- _To be done_
How many lines hold the string "structured"? Reply with the number alone.

(Part of a data file)

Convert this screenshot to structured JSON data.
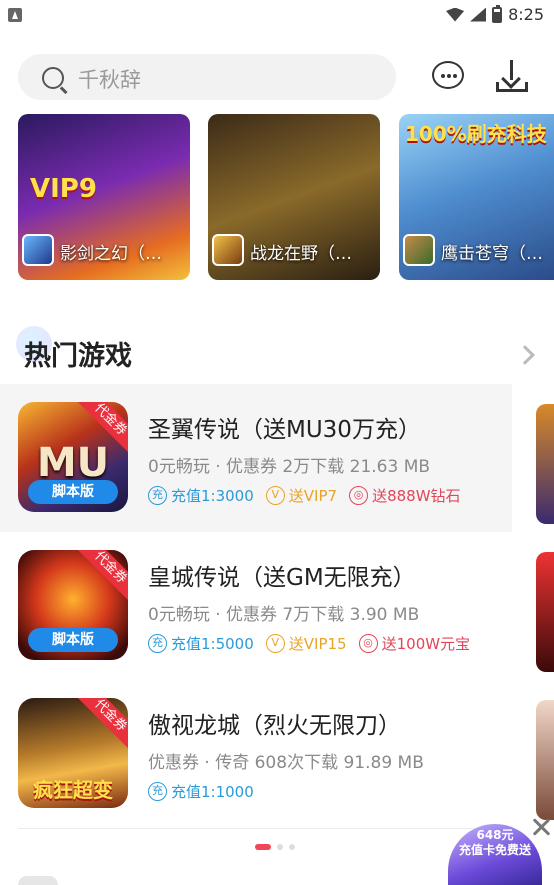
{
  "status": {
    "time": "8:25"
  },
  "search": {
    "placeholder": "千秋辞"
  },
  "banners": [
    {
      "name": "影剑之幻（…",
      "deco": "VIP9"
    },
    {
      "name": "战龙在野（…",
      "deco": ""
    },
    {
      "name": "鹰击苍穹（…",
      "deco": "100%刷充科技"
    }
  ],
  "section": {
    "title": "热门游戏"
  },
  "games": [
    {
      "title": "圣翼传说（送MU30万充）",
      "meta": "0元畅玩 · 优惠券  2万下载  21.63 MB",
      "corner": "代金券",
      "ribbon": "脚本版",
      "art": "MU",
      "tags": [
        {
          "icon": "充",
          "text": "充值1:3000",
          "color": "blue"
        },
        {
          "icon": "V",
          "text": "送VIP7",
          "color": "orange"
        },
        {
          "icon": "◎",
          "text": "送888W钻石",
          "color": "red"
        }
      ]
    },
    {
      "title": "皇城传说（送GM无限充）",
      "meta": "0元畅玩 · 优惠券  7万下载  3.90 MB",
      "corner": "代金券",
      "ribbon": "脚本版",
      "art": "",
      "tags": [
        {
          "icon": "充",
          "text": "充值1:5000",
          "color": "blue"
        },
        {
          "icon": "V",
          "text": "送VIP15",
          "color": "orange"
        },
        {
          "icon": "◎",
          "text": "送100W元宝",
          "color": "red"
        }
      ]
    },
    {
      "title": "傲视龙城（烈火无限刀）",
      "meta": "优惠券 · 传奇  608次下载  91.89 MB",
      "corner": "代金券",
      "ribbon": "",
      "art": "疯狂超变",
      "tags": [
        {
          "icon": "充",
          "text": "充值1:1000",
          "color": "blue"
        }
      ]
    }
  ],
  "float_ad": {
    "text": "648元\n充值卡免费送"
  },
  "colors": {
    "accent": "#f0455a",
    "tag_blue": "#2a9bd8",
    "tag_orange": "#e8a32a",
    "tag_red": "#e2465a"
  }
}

...

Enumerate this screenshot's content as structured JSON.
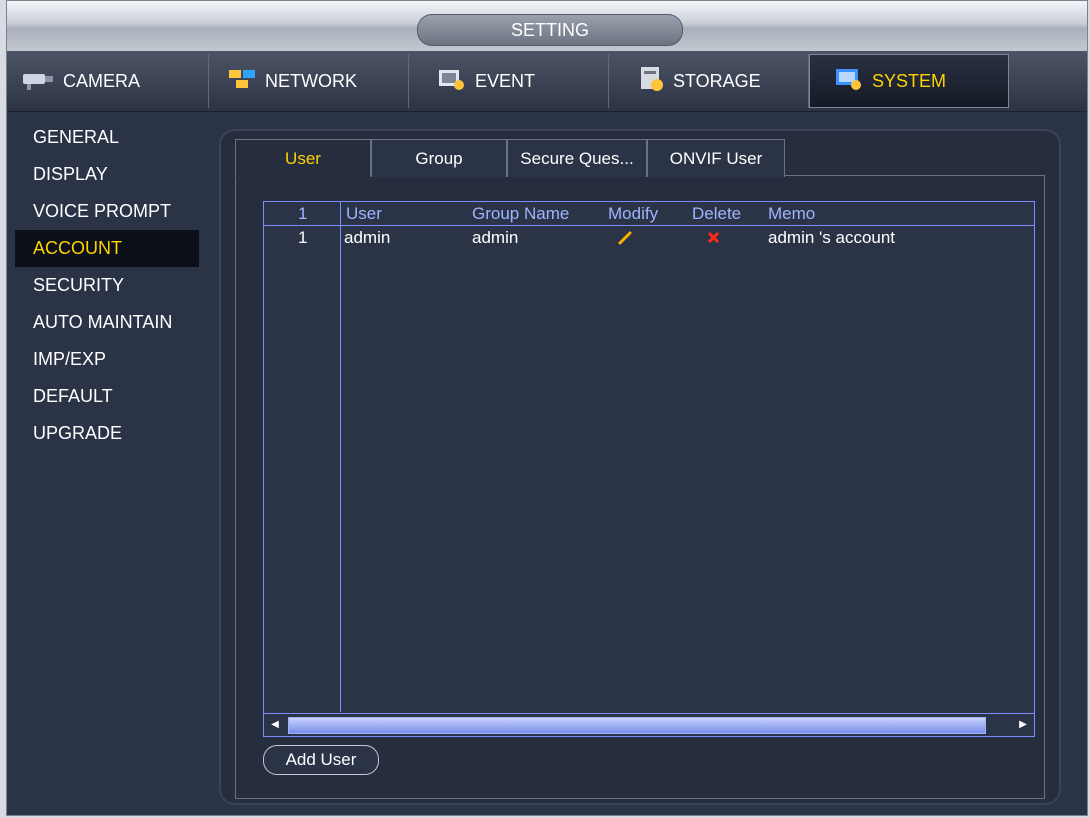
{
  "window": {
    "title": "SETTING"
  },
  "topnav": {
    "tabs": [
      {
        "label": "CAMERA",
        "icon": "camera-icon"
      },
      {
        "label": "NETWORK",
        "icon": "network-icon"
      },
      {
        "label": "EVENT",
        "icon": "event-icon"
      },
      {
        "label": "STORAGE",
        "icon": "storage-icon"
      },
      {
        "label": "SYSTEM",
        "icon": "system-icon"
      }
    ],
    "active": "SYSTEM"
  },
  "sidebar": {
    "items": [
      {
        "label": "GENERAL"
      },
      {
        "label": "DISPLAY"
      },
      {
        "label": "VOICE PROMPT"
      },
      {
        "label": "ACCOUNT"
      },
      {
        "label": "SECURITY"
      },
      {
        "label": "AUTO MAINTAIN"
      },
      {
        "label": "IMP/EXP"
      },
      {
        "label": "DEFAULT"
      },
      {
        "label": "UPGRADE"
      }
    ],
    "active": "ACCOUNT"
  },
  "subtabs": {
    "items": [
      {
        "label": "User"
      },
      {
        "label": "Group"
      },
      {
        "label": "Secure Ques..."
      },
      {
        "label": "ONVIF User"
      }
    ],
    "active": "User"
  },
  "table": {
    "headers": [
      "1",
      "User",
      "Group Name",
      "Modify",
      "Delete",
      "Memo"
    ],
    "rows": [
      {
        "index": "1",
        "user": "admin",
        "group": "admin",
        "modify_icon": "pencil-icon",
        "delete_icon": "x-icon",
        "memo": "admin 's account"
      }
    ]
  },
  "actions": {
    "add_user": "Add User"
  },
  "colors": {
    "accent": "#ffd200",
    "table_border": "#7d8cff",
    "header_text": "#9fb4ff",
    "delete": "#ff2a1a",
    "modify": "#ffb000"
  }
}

- _Finished answer_
2